**JOB**
Can you find the lines of the listing that include "JSON" and copy every one?

**RECORD EXCERPTS**
======

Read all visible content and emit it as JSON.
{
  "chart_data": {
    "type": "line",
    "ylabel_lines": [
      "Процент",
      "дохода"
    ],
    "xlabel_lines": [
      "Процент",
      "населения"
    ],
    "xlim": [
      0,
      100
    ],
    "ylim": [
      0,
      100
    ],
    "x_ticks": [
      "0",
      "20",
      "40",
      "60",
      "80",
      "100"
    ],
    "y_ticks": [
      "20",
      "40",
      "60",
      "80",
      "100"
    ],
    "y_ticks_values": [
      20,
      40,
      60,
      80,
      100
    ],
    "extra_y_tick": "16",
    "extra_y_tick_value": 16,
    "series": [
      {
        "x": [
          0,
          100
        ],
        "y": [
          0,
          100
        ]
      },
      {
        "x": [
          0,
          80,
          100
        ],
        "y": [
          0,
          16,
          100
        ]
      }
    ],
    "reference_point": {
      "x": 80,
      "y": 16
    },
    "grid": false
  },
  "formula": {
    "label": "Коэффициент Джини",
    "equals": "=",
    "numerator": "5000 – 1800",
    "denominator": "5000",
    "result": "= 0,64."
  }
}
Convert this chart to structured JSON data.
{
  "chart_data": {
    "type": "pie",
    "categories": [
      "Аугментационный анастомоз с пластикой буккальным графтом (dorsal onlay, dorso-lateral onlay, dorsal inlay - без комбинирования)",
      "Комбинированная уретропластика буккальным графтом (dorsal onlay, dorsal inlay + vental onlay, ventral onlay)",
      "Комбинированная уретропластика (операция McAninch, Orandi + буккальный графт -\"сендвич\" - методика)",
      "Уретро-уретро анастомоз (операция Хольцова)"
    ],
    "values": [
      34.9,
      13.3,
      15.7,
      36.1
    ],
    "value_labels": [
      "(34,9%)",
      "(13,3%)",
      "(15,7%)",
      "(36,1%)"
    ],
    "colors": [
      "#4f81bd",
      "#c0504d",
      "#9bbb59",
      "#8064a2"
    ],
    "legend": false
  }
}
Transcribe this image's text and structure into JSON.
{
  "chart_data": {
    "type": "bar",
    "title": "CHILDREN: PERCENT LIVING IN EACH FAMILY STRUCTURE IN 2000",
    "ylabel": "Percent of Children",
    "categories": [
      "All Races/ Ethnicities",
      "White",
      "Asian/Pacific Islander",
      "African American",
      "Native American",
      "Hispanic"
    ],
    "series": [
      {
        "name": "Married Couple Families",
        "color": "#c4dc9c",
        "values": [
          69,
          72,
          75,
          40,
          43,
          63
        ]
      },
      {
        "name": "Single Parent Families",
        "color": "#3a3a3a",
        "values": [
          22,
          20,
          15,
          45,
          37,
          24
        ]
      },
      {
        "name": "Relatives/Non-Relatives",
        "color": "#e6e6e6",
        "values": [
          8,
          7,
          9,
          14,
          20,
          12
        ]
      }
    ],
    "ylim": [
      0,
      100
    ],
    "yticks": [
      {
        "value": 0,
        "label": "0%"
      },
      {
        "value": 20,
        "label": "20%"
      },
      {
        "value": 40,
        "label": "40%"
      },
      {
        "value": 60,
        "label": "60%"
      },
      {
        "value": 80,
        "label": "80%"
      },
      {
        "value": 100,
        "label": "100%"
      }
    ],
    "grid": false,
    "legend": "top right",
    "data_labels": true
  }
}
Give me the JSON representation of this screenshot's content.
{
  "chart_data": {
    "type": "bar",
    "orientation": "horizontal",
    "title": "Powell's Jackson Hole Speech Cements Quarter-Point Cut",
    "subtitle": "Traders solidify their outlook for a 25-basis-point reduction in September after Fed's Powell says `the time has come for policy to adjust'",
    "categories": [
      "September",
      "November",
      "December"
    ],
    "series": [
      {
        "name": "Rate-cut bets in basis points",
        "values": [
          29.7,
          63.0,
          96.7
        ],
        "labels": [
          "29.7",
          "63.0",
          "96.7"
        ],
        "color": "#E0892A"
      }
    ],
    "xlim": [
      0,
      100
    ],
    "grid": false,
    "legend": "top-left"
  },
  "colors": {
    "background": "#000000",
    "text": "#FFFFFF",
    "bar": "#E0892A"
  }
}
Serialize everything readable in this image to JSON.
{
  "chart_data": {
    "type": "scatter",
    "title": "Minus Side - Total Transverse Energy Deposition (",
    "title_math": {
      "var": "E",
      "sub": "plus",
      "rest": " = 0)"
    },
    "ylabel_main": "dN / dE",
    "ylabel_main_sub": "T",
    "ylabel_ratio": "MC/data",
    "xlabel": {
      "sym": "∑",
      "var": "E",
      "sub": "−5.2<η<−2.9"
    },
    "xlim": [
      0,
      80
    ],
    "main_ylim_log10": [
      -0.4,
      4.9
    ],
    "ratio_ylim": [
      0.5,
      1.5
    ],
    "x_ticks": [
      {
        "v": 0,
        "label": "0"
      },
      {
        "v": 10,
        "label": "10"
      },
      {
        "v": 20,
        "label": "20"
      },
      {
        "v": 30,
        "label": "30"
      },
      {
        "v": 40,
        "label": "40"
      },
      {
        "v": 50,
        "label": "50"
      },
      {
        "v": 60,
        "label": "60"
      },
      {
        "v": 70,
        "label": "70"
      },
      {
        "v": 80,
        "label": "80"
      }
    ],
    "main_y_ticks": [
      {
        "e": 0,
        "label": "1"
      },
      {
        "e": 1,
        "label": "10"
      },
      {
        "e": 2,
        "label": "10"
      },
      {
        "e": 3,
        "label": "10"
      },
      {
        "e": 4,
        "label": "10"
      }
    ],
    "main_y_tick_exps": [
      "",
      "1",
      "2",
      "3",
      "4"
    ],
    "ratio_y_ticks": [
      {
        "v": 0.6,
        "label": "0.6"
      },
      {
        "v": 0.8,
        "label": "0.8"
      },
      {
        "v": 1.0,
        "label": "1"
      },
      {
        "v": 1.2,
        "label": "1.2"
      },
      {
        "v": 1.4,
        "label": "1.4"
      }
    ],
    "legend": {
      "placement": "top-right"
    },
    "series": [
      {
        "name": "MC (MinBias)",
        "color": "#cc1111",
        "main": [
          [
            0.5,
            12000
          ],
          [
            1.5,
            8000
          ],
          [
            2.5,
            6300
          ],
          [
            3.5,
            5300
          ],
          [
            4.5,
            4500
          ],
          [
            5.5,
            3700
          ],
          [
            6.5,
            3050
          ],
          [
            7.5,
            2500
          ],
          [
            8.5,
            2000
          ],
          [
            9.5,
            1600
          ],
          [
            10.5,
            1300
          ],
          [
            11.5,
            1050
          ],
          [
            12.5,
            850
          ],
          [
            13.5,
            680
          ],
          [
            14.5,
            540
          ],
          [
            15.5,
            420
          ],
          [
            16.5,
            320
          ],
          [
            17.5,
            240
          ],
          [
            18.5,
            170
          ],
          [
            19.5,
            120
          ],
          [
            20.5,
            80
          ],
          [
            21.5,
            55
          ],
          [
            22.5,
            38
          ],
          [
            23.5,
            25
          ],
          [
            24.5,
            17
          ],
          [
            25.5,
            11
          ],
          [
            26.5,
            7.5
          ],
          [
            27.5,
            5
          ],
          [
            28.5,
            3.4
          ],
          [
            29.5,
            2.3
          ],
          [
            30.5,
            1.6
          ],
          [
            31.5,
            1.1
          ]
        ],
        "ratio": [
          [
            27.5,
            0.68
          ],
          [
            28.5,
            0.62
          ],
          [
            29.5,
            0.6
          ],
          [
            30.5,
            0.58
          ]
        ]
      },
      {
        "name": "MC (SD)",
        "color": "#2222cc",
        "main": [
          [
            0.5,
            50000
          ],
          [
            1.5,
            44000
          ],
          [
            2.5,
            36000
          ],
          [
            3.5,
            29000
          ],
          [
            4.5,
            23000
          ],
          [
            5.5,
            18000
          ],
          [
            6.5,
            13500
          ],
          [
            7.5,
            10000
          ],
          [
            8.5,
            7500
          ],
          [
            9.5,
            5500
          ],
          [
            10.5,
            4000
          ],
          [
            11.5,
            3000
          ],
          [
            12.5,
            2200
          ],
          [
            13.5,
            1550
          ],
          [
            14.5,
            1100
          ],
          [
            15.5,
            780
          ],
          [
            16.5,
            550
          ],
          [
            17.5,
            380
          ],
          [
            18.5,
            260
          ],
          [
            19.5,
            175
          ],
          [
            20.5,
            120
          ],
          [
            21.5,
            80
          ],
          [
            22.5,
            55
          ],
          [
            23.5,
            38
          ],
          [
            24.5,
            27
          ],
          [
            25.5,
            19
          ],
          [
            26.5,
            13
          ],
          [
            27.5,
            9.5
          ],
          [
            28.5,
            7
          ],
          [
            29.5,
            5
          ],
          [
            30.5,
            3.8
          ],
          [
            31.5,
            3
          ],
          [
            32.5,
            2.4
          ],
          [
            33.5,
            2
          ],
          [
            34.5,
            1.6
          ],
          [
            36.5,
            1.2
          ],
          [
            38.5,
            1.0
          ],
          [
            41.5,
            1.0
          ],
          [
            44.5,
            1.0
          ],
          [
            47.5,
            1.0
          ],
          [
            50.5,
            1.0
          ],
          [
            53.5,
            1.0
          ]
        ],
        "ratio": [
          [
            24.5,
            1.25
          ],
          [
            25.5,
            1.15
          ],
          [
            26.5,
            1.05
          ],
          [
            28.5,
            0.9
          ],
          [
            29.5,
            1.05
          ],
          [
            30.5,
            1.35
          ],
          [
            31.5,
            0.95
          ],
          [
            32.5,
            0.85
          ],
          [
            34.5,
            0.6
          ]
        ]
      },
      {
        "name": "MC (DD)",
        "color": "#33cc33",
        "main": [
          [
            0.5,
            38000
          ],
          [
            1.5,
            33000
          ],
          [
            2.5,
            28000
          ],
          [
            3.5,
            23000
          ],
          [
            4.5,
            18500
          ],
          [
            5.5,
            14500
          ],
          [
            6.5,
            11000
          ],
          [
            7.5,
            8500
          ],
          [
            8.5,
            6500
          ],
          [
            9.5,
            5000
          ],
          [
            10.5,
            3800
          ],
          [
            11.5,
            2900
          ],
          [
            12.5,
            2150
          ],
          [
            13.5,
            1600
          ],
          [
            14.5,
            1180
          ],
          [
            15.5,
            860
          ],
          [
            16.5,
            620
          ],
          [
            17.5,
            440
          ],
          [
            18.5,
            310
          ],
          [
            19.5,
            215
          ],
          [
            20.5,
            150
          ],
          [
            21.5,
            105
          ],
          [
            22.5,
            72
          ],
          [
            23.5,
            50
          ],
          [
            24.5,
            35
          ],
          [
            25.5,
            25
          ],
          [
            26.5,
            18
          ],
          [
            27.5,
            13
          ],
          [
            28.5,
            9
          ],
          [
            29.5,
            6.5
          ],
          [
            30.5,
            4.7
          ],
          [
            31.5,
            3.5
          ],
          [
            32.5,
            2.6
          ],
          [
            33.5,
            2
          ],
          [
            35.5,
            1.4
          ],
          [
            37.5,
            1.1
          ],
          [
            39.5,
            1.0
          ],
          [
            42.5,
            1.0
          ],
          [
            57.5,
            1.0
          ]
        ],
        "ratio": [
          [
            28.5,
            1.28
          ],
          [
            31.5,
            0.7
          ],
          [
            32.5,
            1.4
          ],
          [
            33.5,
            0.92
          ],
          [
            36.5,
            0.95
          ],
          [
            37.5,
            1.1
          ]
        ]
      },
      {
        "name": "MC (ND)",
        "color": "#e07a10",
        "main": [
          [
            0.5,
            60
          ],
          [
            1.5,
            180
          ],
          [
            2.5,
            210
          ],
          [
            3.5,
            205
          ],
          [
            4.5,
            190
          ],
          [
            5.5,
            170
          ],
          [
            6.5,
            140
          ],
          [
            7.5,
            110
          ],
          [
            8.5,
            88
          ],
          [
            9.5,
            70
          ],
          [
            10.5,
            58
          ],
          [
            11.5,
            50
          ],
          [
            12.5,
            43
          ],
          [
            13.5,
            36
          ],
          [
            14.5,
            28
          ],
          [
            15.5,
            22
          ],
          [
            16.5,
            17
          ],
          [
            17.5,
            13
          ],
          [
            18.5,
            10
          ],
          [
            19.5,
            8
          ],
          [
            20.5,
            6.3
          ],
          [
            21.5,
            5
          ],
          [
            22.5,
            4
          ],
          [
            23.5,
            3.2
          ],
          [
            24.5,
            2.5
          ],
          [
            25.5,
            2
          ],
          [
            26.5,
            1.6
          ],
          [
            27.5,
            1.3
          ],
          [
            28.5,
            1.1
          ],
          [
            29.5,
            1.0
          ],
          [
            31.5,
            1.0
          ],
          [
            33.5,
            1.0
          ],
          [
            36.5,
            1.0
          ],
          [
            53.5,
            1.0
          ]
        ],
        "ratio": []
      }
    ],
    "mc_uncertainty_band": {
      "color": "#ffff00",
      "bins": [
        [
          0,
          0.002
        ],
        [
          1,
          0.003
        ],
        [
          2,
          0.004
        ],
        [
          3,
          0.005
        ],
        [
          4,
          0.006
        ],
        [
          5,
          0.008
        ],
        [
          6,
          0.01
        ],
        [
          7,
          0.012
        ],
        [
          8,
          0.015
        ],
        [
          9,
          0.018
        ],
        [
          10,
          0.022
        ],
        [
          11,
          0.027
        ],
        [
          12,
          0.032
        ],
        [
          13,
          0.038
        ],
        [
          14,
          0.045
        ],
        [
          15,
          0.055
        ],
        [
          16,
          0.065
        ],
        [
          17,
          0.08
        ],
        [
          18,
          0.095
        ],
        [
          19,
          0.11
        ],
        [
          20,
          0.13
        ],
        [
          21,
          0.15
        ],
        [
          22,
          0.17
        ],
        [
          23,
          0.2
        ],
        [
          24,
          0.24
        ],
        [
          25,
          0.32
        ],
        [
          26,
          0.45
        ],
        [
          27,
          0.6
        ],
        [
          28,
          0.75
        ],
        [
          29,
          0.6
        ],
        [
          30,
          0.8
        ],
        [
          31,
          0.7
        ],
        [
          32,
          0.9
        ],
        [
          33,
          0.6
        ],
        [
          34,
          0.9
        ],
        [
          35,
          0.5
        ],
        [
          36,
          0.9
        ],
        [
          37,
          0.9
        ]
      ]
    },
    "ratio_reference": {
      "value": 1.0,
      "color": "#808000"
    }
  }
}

======

**RESULT FOR THIS TASK**
Read all visible content and emit it as JSON.
Convert this chart to structured JSON data.
Transcribe this image's text and structure into JSON.
Give me the JSON representation of this screenshot's content.
Serialize everything readable in this image to JSON.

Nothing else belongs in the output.